▸ **Data for this task**:
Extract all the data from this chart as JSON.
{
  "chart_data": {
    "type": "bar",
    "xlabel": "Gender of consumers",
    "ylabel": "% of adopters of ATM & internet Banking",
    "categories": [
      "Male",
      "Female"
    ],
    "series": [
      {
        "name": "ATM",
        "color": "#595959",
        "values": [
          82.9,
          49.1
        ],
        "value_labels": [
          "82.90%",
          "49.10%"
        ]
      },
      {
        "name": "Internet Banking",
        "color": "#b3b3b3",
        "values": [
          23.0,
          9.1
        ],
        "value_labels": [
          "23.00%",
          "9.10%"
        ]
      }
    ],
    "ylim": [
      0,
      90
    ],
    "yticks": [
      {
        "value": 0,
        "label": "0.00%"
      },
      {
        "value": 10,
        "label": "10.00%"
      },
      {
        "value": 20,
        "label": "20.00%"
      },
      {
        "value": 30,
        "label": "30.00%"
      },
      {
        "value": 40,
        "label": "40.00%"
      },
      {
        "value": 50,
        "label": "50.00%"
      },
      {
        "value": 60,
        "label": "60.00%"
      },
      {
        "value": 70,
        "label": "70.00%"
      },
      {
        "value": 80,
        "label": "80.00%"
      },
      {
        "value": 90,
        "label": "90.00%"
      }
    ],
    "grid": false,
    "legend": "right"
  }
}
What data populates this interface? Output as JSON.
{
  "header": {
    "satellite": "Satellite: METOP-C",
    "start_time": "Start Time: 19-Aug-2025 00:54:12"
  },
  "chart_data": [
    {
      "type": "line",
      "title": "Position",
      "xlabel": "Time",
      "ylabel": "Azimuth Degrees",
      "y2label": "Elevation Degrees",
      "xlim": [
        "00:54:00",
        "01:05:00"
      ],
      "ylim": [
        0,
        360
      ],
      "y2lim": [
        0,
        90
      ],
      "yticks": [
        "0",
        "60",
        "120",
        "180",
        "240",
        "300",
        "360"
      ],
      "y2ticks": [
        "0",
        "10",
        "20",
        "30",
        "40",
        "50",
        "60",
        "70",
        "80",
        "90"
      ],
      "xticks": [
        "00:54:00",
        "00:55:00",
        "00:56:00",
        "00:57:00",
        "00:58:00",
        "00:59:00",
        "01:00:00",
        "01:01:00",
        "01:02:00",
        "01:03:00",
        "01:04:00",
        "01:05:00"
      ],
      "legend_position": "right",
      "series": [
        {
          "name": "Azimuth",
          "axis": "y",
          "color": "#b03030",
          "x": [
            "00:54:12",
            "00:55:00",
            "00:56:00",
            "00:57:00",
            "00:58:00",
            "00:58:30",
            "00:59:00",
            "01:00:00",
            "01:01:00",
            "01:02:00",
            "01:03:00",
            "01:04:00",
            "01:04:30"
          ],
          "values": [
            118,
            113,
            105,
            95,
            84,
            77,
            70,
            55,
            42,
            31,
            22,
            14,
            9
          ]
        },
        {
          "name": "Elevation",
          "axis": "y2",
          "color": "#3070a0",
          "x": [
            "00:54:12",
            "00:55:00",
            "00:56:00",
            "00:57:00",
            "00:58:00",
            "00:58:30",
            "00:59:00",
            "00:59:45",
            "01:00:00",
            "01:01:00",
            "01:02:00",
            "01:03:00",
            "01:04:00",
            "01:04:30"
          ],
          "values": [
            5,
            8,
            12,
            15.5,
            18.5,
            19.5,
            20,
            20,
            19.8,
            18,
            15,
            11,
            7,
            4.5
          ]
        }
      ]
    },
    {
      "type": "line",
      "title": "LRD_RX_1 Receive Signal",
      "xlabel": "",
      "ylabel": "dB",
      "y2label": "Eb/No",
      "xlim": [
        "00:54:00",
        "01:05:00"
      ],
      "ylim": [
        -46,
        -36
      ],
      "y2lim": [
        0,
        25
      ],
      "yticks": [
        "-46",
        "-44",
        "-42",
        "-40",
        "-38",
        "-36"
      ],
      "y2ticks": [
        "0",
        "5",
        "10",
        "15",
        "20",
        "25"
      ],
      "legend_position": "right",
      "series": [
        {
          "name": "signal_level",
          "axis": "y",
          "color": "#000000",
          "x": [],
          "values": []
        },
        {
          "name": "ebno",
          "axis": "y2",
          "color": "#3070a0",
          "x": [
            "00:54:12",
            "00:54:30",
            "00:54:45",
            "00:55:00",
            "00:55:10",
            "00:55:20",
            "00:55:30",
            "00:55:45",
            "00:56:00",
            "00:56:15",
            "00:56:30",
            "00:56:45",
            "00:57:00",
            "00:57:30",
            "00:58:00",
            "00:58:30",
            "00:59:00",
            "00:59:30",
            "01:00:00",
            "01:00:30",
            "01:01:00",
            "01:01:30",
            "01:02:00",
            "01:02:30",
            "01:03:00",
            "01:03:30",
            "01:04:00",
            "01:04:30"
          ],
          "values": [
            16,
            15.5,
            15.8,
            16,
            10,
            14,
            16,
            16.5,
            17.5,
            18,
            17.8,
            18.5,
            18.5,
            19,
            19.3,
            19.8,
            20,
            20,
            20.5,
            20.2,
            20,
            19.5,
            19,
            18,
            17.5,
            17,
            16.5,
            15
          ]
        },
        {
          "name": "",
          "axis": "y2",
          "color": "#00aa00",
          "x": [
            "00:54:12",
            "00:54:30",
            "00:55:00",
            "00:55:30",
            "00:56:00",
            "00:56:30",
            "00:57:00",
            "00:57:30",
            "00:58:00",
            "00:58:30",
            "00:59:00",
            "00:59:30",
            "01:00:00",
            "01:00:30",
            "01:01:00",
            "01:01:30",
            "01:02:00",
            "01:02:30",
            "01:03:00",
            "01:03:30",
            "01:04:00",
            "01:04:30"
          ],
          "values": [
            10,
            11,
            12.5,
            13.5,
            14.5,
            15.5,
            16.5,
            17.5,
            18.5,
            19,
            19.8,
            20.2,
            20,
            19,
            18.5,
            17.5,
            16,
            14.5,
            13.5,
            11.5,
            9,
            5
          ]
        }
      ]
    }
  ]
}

▸ **The problem**: Your task is to quote the listing above word for word.

▸ **Exercise response**:
Extract all the data from this chart as JSON.
{
  "chart_data": {
    "type": "bar",
    "xlabel": "Gender of consumers",
    "ylabel": "% of adopters of ATM & internet Banking",
    "categories": [
      "Male",
      "Female"
    ],
    "series": [
      {
        "name": "ATM",
        "color": "#595959",
        "values": [
          82.9,
          49.1
        ],
        "value_labels": [
          "82.90%",
          "49.10%"
        ]
      },
      {
        "name": "Internet Banking",
        "color": "#b3b3b3",
        "values": [
          23.0,
          9.1
        ],
        "value_labels": [
          "23.00%",
          "9.10%"
        ]
      }
    ],
    "ylim": [
      0,
      90
    ],
    "yticks": [
      {
        "value": 0,
        "label": "0.00%"
      },
      {
        "value": 10,
        "label": "10.00%"
      },
      {
        "value": 20,
        "label": "20.00%"
      },
      {
        "value": 30,
        "label": "30.00%"
      },
      {
        "value": 40,
        "label": "40.00%"
      },
      {
        "value": 50,
        "label": "50.00%"
      },
      {
        "value": 60,
        "label": "60.00%"
      },
      {
        "value": 70,
        "label": "70.00%"
      },
      {
        "value": 80,
        "label": "80.00%"
      },
      {
        "value": 90,
        "label": "90.00%"
      }
    ],
    "grid": false,
    "legend": "right"
  }
}
What data populates this interface? Output as JSON.
{
  "header": {
    "satellite": "Satellite: METOP-C",
    "start_time": "Start Time: 19-Aug-2025 00:54:12"
  },
  "chart_data": [
    {
      "type": "line",
      "title": "Position",
      "xlabel": "Time",
      "ylabel": "Azimuth Degrees",
      "y2label": "Elevation Degrees",
      "xlim": [
        "00:54:00",
        "01:05:00"
      ],
      "ylim": [
        0,
        360
      ],
      "y2lim": [
        0,
        90
      ],
      "yticks": [
        "0",
        "60",
        "120",
        "180",
        "240",
        "300",
        "360"
      ],
      "y2ticks": [
        "0",
        "10",
        "20",
        "30",
        "40",
        "50",
        "60",
        "70",
        "80",
        "90"
      ],
      "xticks": [
        "00:54:00",
        "00:55:00",
        "00:56:00",
        "00:57:00",
        "00:58:00",
        "00:59:00",
        "01:00:00",
        "01:01:00",
        "01:02:00",
        "01:03:00",
        "01:04:00",
        "01:05:00"
      ],
      "legend_position": "right",
      "series": [
        {
          "name": "Azimuth",
          "axis": "y",
          "color": "#b03030",
          "x": [
            "00:54:12",
            "00:55:00",
            "00:56:00",
            "00:57:00",
            "00:58:00",
            "00:58:30",
            "00:59:00",
            "01:00:00",
            "01:01:00",
            "01:02:00",
            "01:03:00",
            "01:04:00",
            "01:04:30"
          ],
          "values": [
            118,
            113,
            105,
            95,
            84,
            77,
            70,
            55,
            42,
            31,
            22,
            14,
            9
          ]
        },
        {
          "name": "Elevation",
          "axis": "y2",
          "color": "#3070a0",
          "x": [
            "00:54:12",
            "00:55:00",
            "00:56:00",
            "00:57:00",
            "00:58:00",
            "00:58:30",
            "00:59:00",
            "00:59:45",
            "01:00:00",
            "01:01:00",
            "01:02:00",
            "01:03:00",
            "01:04:00",
            "01:04:30"
          ],
          "values": [
            5,
            8,
            12,
            15.5,
            18.5,
            19.5,
            20,
            20,
            19.8,
            18,
            15,
            11,
            7,
            4.5
          ]
        }
      ]
    },
    {
      "type": "line",
      "title": "LRD_RX_1 Receive Signal",
      "xlabel": "",
      "ylabel": "dB",
      "y2label": "Eb/No",
      "xlim": [
        "00:54:00",
        "01:05:00"
      ],
      "ylim": [
        -46,
        -36
      ],
      "y2lim": [
        0,
        25
      ],
      "yticks": [
        "-46",
        "-44",
        "-42",
        "-40",
        "-38",
        "-36"
      ],
      "y2ticks": [
        "0",
        "5",
        "10",
        "15",
        "20",
        "25"
      ],
      "legend_position": "right",
      "series": [
        {
          "name": "signal_level",
          "axis": "y",
          "color": "#000000",
          "x": [],
          "values": []
        },
        {
          "name": "ebno",
          "axis": "y2",
          "color": "#3070a0",
          "x": [
            "00:54:12",
            "00:54:30",
            "00:54:45",
            "00:55:00",
            "00:55:10",
            "00:55:20",
            "00:55:30",
            "00:55:45",
            "00:56:00",
            "00:56:15",
            "00:56:30",
            "00:56:45",
            "00:57:00",
            "00:57:30",
            "00:58:00",
            "00:58:30",
            "00:59:00",
            "00:59:30",
            "01:00:00",
            "01:00:30",
            "01:01:00",
            "01:01:30",
            "01:02:00",
            "01:02:30",
            "01:03:00",
            "01:03:30",
            "01:04:00",
            "01:04:30"
          ],
          "values": [
            16,
            15.5,
            15.8,
            16,
            10,
            14,
            16,
            16.5,
            17.5,
            18,
            17.8,
            18.5,
            18.5,
            19,
            19.3,
            19.8,
            20,
            20,
            20.5,
            20.2,
            20,
            19.5,
            19,
            18,
            17.5,
            17,
            16.5,
            15
          ]
        },
        {
          "name": "",
          "axis": "y2",
          "color": "#00aa00",
          "x": [
            "00:54:12",
            "00:54:30",
            "00:55:00",
            "00:55:30",
            "00:56:00",
            "00:56:30",
            "00:57:00",
            "00:57:30",
            "00:58:00",
            "00:58:30",
            "00:59:00",
            "00:59:30",
            "01:00:00",
            "01:00:30",
            "01:01:00",
            "01:01:30",
            "01:02:00",
            "01:02:30",
            "01:03:00",
            "01:03:30",
            "01:04:00",
            "01:04:30"
          ],
          "values": [
            10,
            11,
            12.5,
            13.5,
            14.5,
            15.5,
            16.5,
            17.5,
            18.5,
            19,
            19.8,
            20.2,
            20,
            19,
            18.5,
            17.5,
            16,
            14.5,
            13.5,
            11.5,
            9,
            5
          ]
        }
      ]
    }
  ]
}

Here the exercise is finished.